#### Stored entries

++++++

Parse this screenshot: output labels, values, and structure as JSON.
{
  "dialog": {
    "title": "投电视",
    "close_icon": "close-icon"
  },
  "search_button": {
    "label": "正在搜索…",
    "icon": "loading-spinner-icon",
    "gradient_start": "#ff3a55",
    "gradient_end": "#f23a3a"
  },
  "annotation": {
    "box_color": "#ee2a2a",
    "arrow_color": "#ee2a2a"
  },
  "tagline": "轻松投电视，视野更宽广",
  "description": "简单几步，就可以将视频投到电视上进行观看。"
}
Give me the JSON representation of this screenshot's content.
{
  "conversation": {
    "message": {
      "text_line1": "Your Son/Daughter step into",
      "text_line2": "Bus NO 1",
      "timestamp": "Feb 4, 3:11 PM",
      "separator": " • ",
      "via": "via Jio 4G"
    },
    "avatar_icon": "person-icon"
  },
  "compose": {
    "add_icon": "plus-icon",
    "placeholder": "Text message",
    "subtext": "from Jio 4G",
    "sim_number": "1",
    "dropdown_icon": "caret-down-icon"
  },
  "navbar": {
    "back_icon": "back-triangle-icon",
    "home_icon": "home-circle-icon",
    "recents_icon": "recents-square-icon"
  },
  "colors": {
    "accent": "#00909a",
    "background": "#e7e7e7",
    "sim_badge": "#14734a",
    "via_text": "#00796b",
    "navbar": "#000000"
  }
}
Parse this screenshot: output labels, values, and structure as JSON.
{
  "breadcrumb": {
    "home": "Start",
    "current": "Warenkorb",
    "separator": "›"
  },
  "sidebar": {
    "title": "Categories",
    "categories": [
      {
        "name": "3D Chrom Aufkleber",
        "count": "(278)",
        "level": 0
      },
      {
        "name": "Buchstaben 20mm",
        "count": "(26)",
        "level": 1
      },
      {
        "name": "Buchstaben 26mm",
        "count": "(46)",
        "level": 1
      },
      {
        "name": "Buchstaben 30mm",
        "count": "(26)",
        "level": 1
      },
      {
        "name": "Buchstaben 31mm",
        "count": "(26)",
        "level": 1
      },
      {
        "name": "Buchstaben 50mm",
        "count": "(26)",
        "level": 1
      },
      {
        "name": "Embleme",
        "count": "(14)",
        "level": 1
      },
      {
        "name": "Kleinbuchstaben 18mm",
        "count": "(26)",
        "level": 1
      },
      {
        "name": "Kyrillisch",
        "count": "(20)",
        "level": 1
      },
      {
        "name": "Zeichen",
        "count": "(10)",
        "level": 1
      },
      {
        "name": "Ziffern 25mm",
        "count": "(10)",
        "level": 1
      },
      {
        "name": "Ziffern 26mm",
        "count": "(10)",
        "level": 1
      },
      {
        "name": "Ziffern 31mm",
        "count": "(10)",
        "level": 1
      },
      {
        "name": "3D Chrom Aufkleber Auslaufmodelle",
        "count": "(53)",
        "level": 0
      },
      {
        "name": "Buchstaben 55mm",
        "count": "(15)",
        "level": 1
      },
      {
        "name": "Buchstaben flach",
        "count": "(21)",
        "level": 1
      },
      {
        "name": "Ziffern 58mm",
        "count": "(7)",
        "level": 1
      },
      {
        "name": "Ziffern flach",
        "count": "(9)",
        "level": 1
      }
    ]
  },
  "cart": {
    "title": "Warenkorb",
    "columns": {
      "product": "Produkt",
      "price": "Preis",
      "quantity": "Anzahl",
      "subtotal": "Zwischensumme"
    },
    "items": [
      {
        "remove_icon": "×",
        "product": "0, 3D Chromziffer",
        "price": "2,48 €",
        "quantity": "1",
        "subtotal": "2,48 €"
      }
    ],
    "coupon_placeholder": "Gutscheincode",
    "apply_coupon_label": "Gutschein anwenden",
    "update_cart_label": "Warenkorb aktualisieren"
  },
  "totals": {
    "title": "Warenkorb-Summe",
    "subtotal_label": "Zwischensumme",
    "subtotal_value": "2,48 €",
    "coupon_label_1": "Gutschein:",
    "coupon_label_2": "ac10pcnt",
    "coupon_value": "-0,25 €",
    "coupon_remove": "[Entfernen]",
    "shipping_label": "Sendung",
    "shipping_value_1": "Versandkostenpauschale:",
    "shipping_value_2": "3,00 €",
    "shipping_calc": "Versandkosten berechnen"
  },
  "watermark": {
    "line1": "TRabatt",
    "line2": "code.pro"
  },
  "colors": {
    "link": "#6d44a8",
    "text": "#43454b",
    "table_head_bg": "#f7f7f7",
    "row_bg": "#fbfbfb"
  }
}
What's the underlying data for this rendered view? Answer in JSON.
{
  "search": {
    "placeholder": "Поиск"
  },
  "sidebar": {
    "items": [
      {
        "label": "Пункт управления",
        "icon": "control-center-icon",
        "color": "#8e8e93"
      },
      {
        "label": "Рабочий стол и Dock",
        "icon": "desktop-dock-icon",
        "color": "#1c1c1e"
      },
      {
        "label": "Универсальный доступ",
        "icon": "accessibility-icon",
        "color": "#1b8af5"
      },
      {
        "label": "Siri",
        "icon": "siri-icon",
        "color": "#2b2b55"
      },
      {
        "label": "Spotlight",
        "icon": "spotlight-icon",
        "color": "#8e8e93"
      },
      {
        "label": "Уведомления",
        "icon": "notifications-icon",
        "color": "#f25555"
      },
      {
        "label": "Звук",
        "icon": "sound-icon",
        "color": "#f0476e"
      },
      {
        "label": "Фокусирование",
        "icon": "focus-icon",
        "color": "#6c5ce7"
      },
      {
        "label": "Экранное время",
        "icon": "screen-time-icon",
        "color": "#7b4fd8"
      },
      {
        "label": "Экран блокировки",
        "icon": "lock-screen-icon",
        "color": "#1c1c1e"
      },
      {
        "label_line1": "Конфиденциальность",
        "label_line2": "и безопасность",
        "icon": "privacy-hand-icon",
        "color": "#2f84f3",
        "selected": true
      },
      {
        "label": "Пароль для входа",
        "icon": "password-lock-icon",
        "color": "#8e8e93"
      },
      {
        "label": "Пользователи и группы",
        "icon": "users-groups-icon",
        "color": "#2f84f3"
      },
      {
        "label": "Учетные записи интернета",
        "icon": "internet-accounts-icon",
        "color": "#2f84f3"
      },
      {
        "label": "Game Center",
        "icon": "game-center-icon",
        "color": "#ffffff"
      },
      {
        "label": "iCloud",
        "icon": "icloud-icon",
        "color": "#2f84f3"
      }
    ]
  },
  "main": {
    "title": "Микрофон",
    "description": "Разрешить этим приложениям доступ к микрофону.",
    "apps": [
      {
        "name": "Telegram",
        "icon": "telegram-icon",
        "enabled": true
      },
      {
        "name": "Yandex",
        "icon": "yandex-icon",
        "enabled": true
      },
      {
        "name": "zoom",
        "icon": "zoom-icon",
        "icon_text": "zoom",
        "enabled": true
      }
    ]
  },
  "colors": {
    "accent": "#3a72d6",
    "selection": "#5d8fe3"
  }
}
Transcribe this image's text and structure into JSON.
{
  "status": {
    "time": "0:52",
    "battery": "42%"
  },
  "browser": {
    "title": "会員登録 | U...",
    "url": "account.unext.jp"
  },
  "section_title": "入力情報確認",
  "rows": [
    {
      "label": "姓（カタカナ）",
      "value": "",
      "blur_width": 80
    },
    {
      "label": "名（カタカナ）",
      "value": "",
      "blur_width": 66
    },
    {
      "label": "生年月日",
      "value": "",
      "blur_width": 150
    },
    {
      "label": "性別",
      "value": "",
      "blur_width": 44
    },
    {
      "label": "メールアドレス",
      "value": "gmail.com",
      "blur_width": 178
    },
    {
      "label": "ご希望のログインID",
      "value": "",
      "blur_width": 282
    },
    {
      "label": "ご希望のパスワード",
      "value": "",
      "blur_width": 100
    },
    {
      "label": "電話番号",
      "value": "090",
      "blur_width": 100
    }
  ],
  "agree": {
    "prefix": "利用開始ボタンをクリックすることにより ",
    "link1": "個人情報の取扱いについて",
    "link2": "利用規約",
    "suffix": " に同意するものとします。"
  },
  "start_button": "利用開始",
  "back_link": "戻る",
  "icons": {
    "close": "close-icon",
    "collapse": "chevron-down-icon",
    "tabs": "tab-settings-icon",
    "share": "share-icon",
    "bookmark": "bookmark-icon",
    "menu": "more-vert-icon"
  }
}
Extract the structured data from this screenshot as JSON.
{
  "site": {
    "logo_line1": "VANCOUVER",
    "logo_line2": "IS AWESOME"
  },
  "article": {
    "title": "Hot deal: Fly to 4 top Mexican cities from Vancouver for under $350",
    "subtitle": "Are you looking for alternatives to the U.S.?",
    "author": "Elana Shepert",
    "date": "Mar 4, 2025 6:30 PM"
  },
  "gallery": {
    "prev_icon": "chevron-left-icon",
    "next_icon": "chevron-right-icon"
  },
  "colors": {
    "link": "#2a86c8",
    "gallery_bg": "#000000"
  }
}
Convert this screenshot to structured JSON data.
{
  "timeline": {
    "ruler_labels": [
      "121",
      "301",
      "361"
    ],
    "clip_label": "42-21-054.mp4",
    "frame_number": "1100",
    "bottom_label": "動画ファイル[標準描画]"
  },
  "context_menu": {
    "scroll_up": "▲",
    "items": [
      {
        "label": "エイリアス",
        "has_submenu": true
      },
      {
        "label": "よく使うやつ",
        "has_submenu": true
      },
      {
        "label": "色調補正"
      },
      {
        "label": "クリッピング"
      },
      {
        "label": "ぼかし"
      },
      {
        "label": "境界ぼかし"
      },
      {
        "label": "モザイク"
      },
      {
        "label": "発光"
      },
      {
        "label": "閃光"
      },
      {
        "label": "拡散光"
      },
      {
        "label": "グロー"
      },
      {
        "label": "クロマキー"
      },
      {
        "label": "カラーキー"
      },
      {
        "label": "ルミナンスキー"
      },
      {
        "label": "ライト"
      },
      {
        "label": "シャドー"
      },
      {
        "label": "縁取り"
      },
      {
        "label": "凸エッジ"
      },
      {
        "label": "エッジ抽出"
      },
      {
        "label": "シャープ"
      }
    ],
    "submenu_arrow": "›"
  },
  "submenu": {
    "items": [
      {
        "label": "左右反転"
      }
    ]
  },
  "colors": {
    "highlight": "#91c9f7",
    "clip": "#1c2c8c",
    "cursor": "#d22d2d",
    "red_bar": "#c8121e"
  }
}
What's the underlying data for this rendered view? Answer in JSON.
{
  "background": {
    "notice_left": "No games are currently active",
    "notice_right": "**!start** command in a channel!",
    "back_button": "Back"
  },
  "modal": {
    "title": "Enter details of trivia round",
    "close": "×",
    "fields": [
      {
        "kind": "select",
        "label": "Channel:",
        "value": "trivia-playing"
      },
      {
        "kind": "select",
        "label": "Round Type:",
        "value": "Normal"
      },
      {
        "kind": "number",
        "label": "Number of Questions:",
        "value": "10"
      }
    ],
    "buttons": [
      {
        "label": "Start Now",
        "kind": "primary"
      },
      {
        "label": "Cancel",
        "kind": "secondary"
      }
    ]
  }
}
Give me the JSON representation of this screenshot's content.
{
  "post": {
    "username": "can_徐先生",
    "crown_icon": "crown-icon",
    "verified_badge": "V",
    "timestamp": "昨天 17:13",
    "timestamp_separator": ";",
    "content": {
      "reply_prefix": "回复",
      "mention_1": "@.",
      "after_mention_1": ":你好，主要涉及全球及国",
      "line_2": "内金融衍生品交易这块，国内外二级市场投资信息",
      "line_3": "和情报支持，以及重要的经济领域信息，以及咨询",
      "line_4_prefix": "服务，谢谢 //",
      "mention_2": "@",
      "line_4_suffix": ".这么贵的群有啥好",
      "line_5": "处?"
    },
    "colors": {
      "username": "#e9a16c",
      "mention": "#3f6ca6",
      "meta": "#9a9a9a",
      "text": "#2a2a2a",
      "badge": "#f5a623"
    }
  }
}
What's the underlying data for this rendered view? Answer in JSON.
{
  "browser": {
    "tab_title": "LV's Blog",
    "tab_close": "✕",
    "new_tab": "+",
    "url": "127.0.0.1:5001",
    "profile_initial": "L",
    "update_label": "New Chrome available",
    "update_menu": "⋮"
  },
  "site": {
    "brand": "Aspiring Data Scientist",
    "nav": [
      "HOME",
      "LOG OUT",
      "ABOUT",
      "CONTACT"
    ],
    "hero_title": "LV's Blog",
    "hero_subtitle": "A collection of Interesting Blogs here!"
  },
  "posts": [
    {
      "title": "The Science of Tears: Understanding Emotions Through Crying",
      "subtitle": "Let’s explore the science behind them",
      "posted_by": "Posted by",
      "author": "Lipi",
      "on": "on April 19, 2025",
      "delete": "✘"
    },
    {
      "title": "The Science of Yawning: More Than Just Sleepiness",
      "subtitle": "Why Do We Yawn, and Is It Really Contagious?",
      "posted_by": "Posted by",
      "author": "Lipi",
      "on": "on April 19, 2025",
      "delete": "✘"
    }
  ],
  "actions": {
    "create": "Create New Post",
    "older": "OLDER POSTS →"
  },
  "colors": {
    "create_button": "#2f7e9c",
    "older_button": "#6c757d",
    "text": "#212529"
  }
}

++++++

#### WHAT TO WORK ON
State how many lines of the material contain the string "from", with no other words.

#### RESPONSE FOR THIS EXERCISE
3